_What to work on_
Give the listing again exactly, omitting its images.

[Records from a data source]
--

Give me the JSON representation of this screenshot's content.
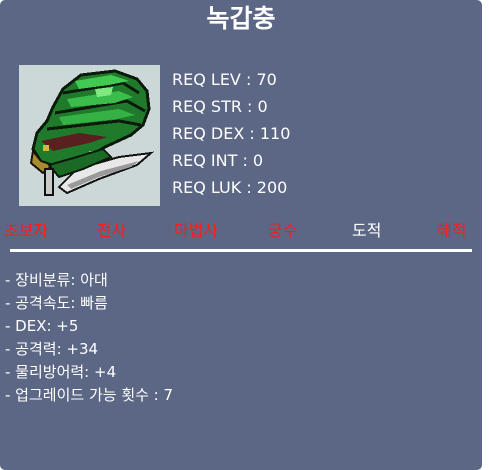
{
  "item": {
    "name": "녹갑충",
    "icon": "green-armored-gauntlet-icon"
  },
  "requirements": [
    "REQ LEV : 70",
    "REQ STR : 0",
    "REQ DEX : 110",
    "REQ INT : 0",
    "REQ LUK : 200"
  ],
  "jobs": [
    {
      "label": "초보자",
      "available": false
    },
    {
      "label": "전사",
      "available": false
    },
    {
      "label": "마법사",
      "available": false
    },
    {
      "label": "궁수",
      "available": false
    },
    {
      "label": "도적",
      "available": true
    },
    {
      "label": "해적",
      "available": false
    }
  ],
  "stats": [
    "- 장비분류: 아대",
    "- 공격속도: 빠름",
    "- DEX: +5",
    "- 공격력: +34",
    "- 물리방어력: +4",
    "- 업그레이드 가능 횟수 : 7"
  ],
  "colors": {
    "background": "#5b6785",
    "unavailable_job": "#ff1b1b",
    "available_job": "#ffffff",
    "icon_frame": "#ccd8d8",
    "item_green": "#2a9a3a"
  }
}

--

_Response to this task_
Give me the JSON representation of this screenshot's content.
{
  "item": {
    "name": "녹갑충",
    "icon": "green-armored-gauntlet-icon"
  },
  "requirements": [
    "REQ LEV : 70",
    "REQ STR : 0",
    "REQ DEX : 110",
    "REQ INT : 0",
    "REQ LUK : 200"
  ],
  "jobs": [
    {
      "label": "초보자",
      "available": false
    },
    {
      "label": "전사",
      "available": false
    },
    {
      "label": "마법사",
      "available": false
    },
    {
      "label": "궁수",
      "available": false
    },
    {
      "label": "도적",
      "available": true
    },
    {
      "label": "해적",
      "available": false
    }
  ],
  "stats": [
    "- 장비분류: 아대",
    "- 공격속도: 빠름",
    "- DEX: +5",
    "- 공격력: +34",
    "- 물리방어력: +4",
    "- 업그레이드 가능 횟수 : 7"
  ],
  "colors": {
    "background": "#5b6785",
    "unavailable_job": "#ff1b1b",
    "available_job": "#ffffff",
    "icon_frame": "#ccd8d8",
    "item_green": "#2a9a3a"
  }
}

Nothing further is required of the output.